Goal:
Give all the lines below again, exactly, with no pictures.

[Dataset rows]
# # # # #

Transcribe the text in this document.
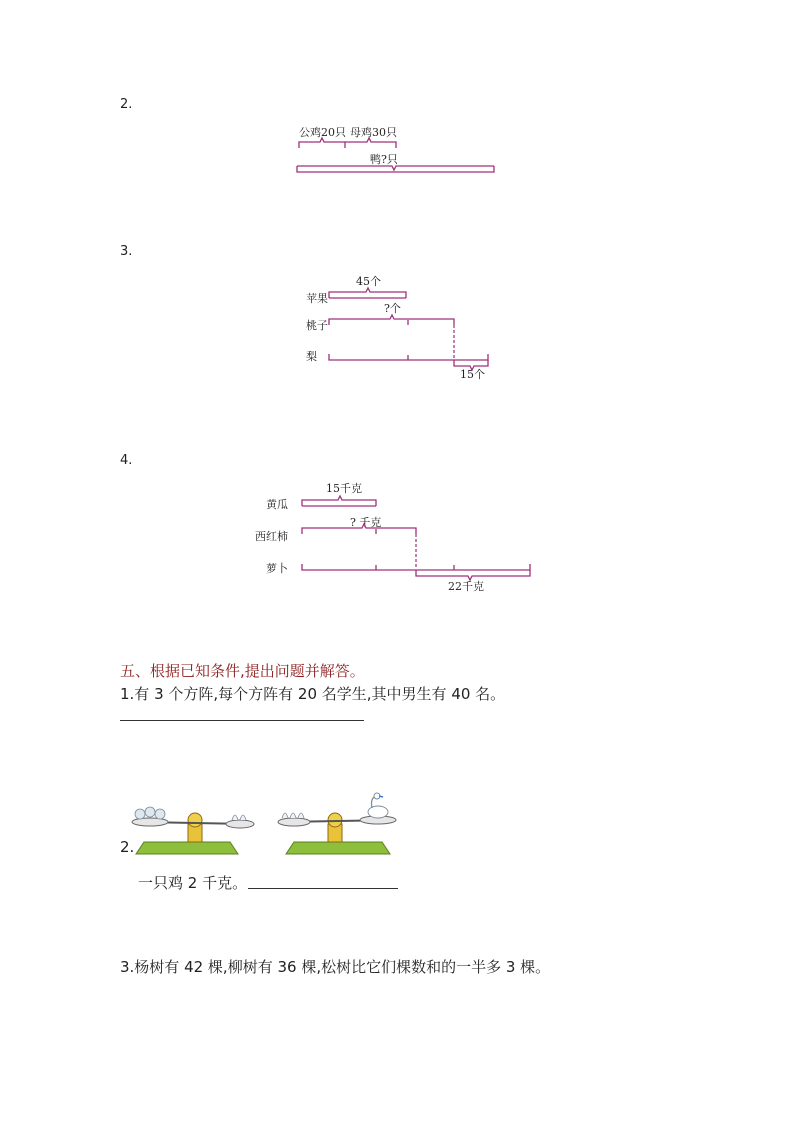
2.
公鸡20只 母鸡30只
鸭?只
3.
45个
苹果
?个
桃子
梨
15个
4.
15千克
黄瓜
? 千克
西红柿
萝卜
22千克
五、根据已知条件,提出问题并解答。
1.有 3 个方阵,每个方阵有 20 名学生,其中男生有 40 名。
2.
一只鸡 2 千克。
3.杨树有 42 棵,柳树有 36 棵,松树比它们棵数和的一半多 3 棵。
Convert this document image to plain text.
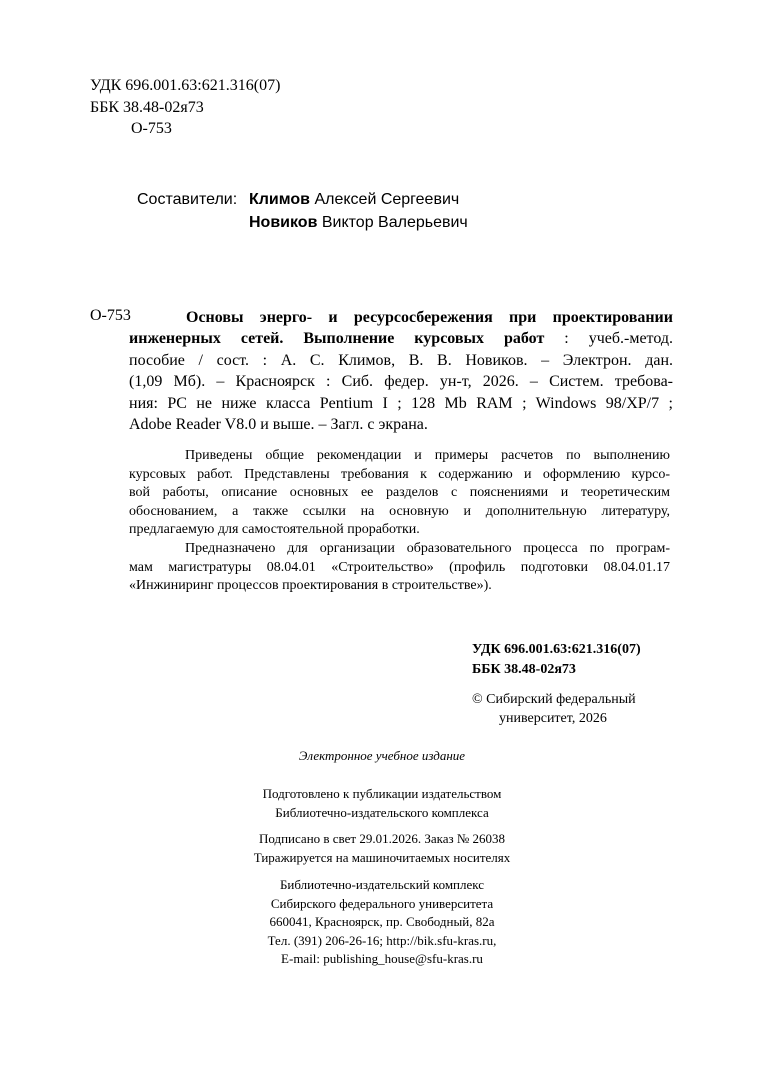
УДК 696.001.63:621.316(07)
ББК 38.48-02я73
О-753
Составители: Климов Алексей Сергеевич
Новиков Виктор Валерьевич
О-753	Основы энерго- и ресурсосбережения при проектировании
инженерных сетей. Выполнение курсовых работ : учеб.-метод.
пособие / сост. : А. С. Климов, В. В. Новиков. – Электрон. дан.
(1,09 Мб). – Красноярск : Сиб. федер. ун-т, 2026. – Систем. требова-
ния: PC не ниже класса Pentium I ; 128 Mb RAM ; Windows 98/XP/7 ;
Adobe Reader V8.0 и выше. – Загл. с экрана.
Приведены общие рекомендации и примеры расчетов по выполнению
курсовых работ. Представлены требования к содержанию и оформлению курсо-
вой работы, описание основных ее разделов с пояснениями и теоретическим
обоснованием, а также ссылки на основную и дополнительную литературу,
предлагаемую для самостоятельной проработки.
Предназначено для организации образовательного процесса по програм-
мам магистратуры 08.04.01 «Строительство» (профиль подготовки 08.04.01.17
«Инжиниринг процессов проектирования в строительстве»).
УДК 696.001.63:621.316(07)
ББК 38.48-02я73
© Сибирский федеральный
университет, 2026
Электронное учебное издание
Подготовлено к публикации издательством
Библиотечно-издательского комплекса
Подписано в свет 29.01.2026. Заказ № 26038
Тиражируется на машиночитаемых носителях
Библиотечно-издательский комплекс
Сибирского федерального университета
660041, Красноярск, пр. Свободный, 82а
Тел. (391) 206-26-16; http://bik.sfu-kras.ru,
E-mail: publishing_house@sfu-kras.ru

# # # # #

Task output:
Transcribe the text in this document.
2.
公鸡20只 母鸡30只
鸭?只
3.
45个
苹果
?个
桃子
梨
15个
4.
15千克
黄瓜
? 千克
西红柿
萝卜
22千克
五、根据已知条件,提出问题并解答。
1.有 3 个方阵,每个方阵有 20 名学生,其中男生有 40 名。
2.
一只鸡 2 千克。
3.杨树有 42 棵,柳树有 36 棵,松树比它们棵数和的一半多 3 棵。
Convert this document image to plain text.
УДК 696.001.63:621.316(07)
ББК 38.48-02я73
О-753
Составители: Климов Алексей Сергеевич
Новиков Виктор Валерьевич
О-753	Основы энерго- и ресурсосбережения при проектировании
инженерных сетей. Выполнение курсовых работ : учеб.-метод.
пособие / сост. : А. С. Климов, В. В. Новиков. – Электрон. дан.
(1,09 Мб). – Красноярск : Сиб. федер. ун-т, 2026. – Систем. требова-
ния: PC не ниже класса Pentium I ; 128 Mb RAM ; Windows 98/XP/7 ;
Adobe Reader V8.0 и выше. – Загл. с экрана.
Приведены общие рекомендации и примеры расчетов по выполнению
курсовых работ. Представлены требования к содержанию и оформлению курсо-
вой работы, описание основных ее разделов с пояснениями и теоретическим
обоснованием, а также ссылки на основную и дополнительную литературу,
предлагаемую для самостоятельной проработки.
Предназначено для организации образовательного процесса по програм-
мам магистратуры 08.04.01 «Строительство» (профиль подготовки 08.04.01.17
«Инжиниринг процессов проектирования в строительстве»).
УДК 696.001.63:621.316(07)
ББК 38.48-02я73
© Сибирский федеральный
университет, 2026
Электронное учебное издание
Подготовлено к публикации издательством
Библиотечно-издательского комплекса
Подписано в свет 29.01.2026. Заказ № 26038
Тиражируется на машиночитаемых носителях
Библиотечно-издательский комплекс
Сибирского федерального университета
660041, Красноярск, пр. Свободный, 82а
Тел. (391) 206-26-16; http://bik.sfu-kras.ru,
E-mail: publishing_house@sfu-kras.ru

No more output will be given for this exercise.